>>>>>

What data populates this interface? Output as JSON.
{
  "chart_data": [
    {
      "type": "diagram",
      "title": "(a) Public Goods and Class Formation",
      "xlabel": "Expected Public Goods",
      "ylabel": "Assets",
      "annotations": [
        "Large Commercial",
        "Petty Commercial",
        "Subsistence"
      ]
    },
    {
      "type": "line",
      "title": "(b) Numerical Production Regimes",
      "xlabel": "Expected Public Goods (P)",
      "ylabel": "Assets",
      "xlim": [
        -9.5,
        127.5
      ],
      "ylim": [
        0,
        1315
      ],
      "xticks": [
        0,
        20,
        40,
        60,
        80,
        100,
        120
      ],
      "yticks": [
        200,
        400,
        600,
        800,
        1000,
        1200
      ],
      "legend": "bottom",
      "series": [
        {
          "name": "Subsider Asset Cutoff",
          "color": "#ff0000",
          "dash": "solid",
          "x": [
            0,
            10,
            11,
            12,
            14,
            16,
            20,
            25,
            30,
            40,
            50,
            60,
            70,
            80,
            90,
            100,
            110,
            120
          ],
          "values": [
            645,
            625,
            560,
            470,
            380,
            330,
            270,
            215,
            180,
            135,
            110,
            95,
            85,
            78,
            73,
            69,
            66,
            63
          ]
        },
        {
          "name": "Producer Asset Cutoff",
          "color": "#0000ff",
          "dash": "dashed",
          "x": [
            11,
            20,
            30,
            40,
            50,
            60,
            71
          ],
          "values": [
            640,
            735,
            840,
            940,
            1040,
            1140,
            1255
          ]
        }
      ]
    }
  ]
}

<<<<<

Problem statement
Your task is to give the records above again, exactly.

Problem solution
What data populates this interface? Output as JSON.
{
  "chart_data": [
    {
      "type": "diagram",
      "title": "(a) Public Goods and Class Formation",
      "xlabel": "Expected Public Goods",
      "ylabel": "Assets",
      "annotations": [
        "Large Commercial",
        "Petty Commercial",
        "Subsistence"
      ]
    },
    {
      "type": "line",
      "title": "(b) Numerical Production Regimes",
      "xlabel": "Expected Public Goods (P)",
      "ylabel": "Assets",
      "xlim": [
        -9.5,
        127.5
      ],
      "ylim": [
        0,
        1315
      ],
      "xticks": [
        0,
        20,
        40,
        60,
        80,
        100,
        120
      ],
      "yticks": [
        200,
        400,
        600,
        800,
        1000,
        1200
      ],
      "legend": "bottom",
      "series": [
        {
          "name": "Subsider Asset Cutoff",
          "color": "#ff0000",
          "dash": "solid",
          "x": [
            0,
            10,
            11,
            12,
            14,
            16,
            20,
            25,
            30,
            40,
            50,
            60,
            70,
            80,
            90,
            100,
            110,
            120
          ],
          "values": [
            645,
            625,
            560,
            470,
            380,
            330,
            270,
            215,
            180,
            135,
            110,
            95,
            85,
            78,
            73,
            69,
            66,
            63
          ]
        },
        {
          "name": "Producer Asset Cutoff",
          "color": "#0000ff",
          "dash": "dashed",
          "x": [
            11,
            20,
            30,
            40,
            50,
            60,
            71
          ],
          "values": [
            640,
            735,
            840,
            940,
            1040,
            1140,
            1255
          ]
        }
      ]
    }
  ]
}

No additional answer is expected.